═════ TESTO FORNITO ═════
Da parte plebea, influenzano il fumetto la tecnica dell’incisione su legno del Quattrocento (che consentì ampia diffusione dell’iconografia popolare) e le Images d’Epinal, tascabili fogli volanti a colori vivaci raffiguranti contenuti edificanti od umoristici. Padrini della nascita dell’arte dei balloon sono gli editori William Randolph Hearst e Joseph Pulitzer, che si contesero a suon di dollari l’estro dell’americano Richard Felton Outcault, papà di Yellow Kid e Buster Brown. Il primo di questi due personaggi viene indicato nel saggio “The Comics” di Coulton Waugh come l’eroe numero uno dei fumetti: un bambino giallo, cinico e repellente, che indossa un camicione sul quale appaiono, come su uno schermo, frasi volgari e in dialetto. Yellow Kid, alias Mickey Dugan, è il protagonista di “Hogan’s Alley”, strip sulla realtà turbolenta e pittoresca dell’omonimo slum newyorkese. Risulta una creatura laida, capace di mostrare la propria brutale vitalità e una forte predisposizione alla sovversione ed all’anarchia in vignette spesso convulse, iperaffollate, nonché costruite con grevità di dettagli.
═════
● **BREVE ESERCIZIO A**:
Indichi tutte le persone reali nominate nel testo sulle origini del fumetto, esclusi i personaggi immaginari.
● **BREVE ESERCIZIO B**:
Traduca in inglese la seguente frase del testo sulle origini del fumetto: "Yellow Kid, alias Mickey Dugan, è il protagonista di “Hogan’s Alley”, strip sulla realtà turbolenta e pittoresca dell’omonimo slum newyorkese."
● **BREVE ESERCIZIO C**:
Riprenda il testo sulle origini del fumetto dal punto in cui si interrompe e lo prosegua con qualche frase.
═════ DATI DI ORIGINE ═════
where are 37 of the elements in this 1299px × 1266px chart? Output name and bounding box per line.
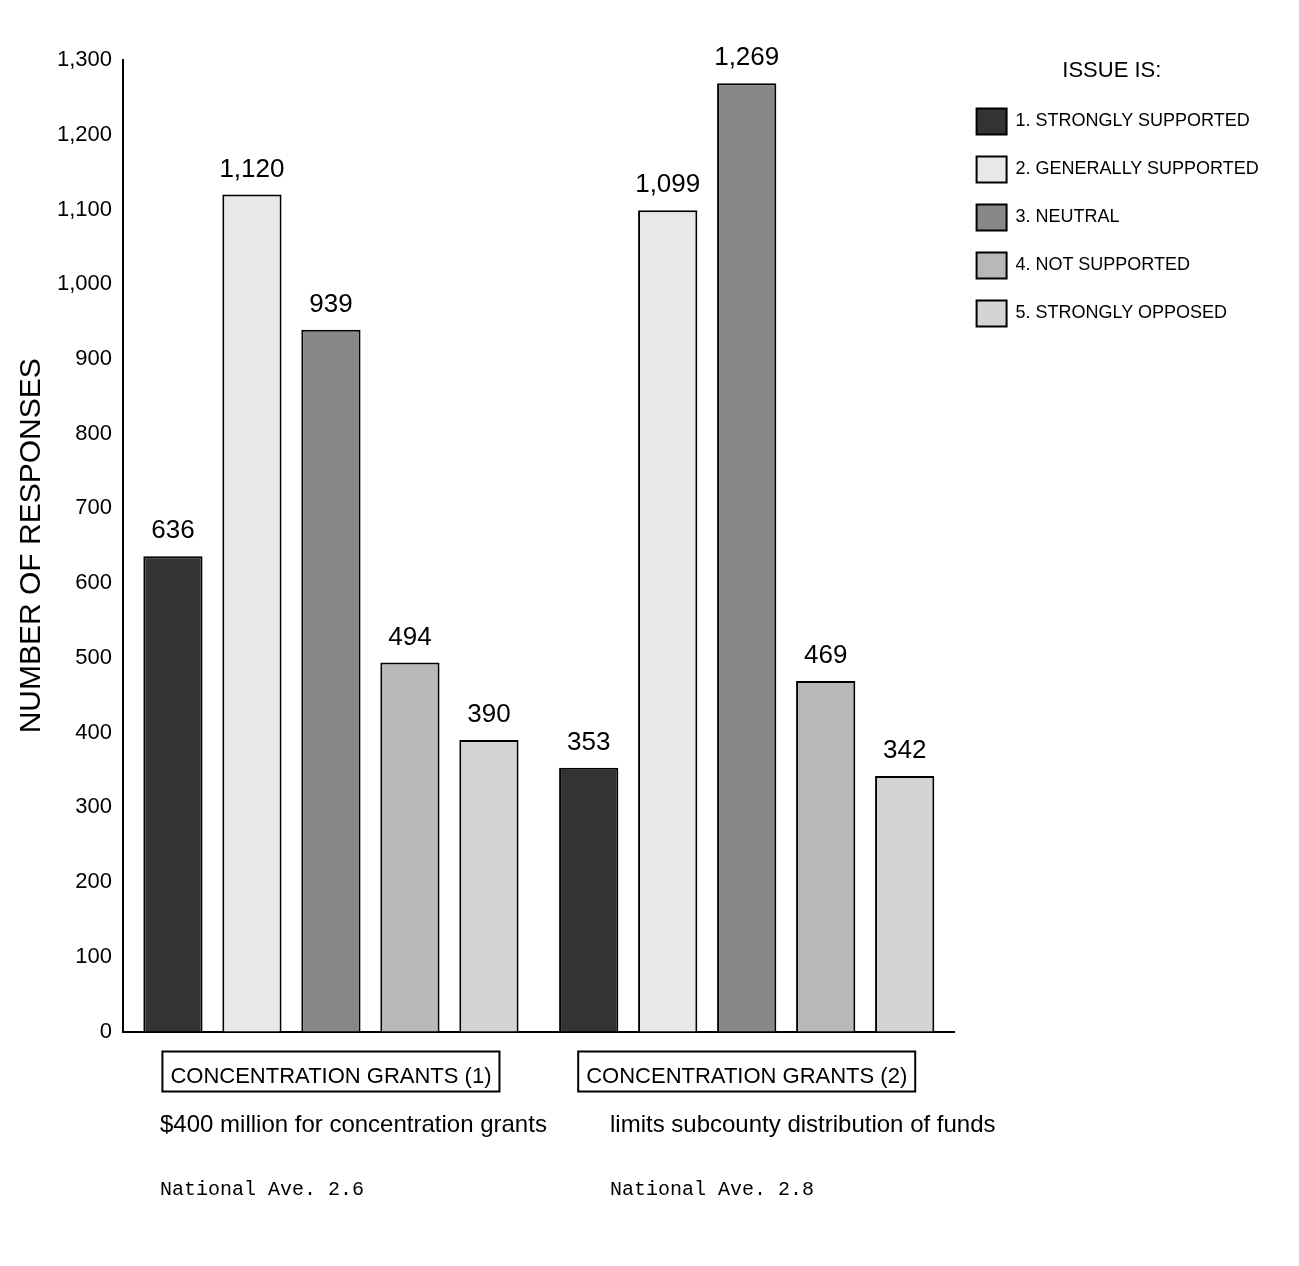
═════
● **RISULTATO FINALE A**:
William Randolph Hearst, Joseph Pulitzer, Richard Felton Outcault, Coulton Waugh

● **RISULTATO FINALE B**:
Yellow Kid, alias Mickey Dugan, is the protagonist of “Hogan’s Alley,” a strip about the turbulent and picturesque reality of the New York slum of the same name.

● **RISULTATO FINALE C**:
Buster Brown, ribattezzato in Italia Mimmo Mammolo, è un altro fanciullo birichino, d’estrazione sociale assai differente: rampollo di una famiglia della buona borghesia, sfoggia un aspetto tanto azzimato e bello da raggiungere la stucchevolezza. Tramite la complicità del bull-dog Tige (Medoro), si autogestisce ad una morale al contempo angelica e perfida. La figura paterna infatti è quasi sempre assente, mentre la leggiadra madre appare principalmente in qualità di giustiziera per punire il figlio in seguito a qualche monelleria. Se, grazie a Yellow Kid, Richard Felton Outcault s’immerse nello strato più miserabile del popolo americano, con Buster Brown diresse strali di polemica caustica all’insegna del livello più elevato del ceto medio statunitense. I suoi enfant terrible vivono in realtà antitetiche, ma entrambi contestano e provocano, imponendo alla società feroci riflessioni. Il disegno, nelle storie di Buster Brown, mostra molto più equilibrio fra pieni e vuoti; il tratto s’ammorbidisce e, perduta la frontalità fissa tipica degli abitanti di Hogan’s Alley, può anche indulgere in compiacimenti liberty.